==== PROVIDED RECORDS

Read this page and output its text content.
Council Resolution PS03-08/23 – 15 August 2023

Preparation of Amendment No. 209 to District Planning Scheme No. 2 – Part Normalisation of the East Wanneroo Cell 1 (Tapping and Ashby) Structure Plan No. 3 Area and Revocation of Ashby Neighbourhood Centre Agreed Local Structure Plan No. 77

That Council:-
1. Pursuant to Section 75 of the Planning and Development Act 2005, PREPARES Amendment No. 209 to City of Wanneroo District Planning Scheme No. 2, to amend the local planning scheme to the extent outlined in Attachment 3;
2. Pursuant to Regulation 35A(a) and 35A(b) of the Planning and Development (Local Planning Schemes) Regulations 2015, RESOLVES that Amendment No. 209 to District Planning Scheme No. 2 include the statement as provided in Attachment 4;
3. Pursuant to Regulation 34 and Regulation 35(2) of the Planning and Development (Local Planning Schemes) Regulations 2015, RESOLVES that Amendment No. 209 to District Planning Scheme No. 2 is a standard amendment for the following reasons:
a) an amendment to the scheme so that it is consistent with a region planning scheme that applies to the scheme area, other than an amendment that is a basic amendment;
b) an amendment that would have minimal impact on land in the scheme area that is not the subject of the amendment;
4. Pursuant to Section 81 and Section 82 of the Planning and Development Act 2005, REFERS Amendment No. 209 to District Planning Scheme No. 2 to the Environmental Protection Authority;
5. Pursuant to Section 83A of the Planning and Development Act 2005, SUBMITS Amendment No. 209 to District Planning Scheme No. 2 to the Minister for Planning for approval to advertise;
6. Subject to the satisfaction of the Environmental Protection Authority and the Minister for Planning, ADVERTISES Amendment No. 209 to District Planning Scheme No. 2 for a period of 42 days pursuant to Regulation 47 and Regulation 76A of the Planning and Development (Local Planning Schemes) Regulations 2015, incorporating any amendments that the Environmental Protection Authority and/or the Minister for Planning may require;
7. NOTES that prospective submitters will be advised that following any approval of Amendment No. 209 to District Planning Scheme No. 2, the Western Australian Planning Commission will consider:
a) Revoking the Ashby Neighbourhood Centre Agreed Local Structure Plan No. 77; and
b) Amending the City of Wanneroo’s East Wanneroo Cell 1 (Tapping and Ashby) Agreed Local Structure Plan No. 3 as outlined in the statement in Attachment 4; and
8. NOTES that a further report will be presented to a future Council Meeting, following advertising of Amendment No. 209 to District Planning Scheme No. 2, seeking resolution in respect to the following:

========

• [AIM] Repeat the data precisely, line by line.

• [WRITTEN REPLY]
Read this page and output its text content.
Council Resolution PS03-08/23 – 15 August 2023

Preparation of Amendment No. 209 to District Planning Scheme No. 2 – Part Normalisation of the East Wanneroo Cell 1 (Tapping and Ashby) Structure Plan No. 3 Area and Revocation of Ashby Neighbourhood Centre Agreed Local Structure Plan No. 77

That Council:-
1. Pursuant to Section 75 of the Planning and Development Act 2005, PREPARES Amendment No. 209 to City of Wanneroo District Planning Scheme No. 2, to amend the local planning scheme to the extent outlined in Attachment 3;
2. Pursuant to Regulation 35A(a) and 35A(b) of the Planning and Development (Local Planning Schemes) Regulations 2015, RESOLVES that Amendment No. 209 to District Planning Scheme No. 2 include the statement as provided in Attachment 4;
3. Pursuant to Regulation 34 and Regulation 35(2) of the Planning and Development (Local Planning Schemes) Regulations 2015, RESOLVES that Amendment No. 209 to District Planning Scheme No. 2 is a standard amendment for the following reasons:
a) an amendment to the scheme so that it is consistent with a region planning scheme that applies to the scheme area, other than an amendment that is a basic amendment;
b) an amendment that would have minimal impact on land in the scheme area that is not the subject of the amendment;
4. Pursuant to Section 81 and Section 82 of the Planning and Development Act 2005, REFERS Amendment No. 209 to District Planning Scheme No. 2 to the Environmental Protection Authority;
5. Pursuant to Section 83A of the Planning and Development Act 2005, SUBMITS Amendment No. 209 to District Planning Scheme No. 2 to the Minister for Planning for approval to advertise;
6. Subject to the satisfaction of the Environmental Protection Authority and the Minister for Planning, ADVERTISES Amendment No. 209 to District Planning Scheme No. 2 for a period of 42 days pursuant to Regulation 47 and Regulation 76A of the Planning and Development (Local Planning Schemes) Regulations 2015, incorporating any amendments that the Environmental Protection Authority and/or the Minister for Planning may require;
7. NOTES that prospective submitters will be advised that following any approval of Amendment No. 209 to District Planning Scheme No. 2, the Western Australian Planning Commission will consider:
a) Revoking the Ashby Neighbourhood Centre Agreed Local Structure Plan No. 77; and
b) Amending the City of Wanneroo’s East Wanneroo Cell 1 (Tapping and Ashby) Agreed Local Structure Plan No. 3 as outlined in the statement in Attachment 4; and
8. NOTES that a further report will be presented to a future Council Meeting, following advertising of Amendment No. 209 to District Planning Scheme No. 2, seeking resolution in respect to the following:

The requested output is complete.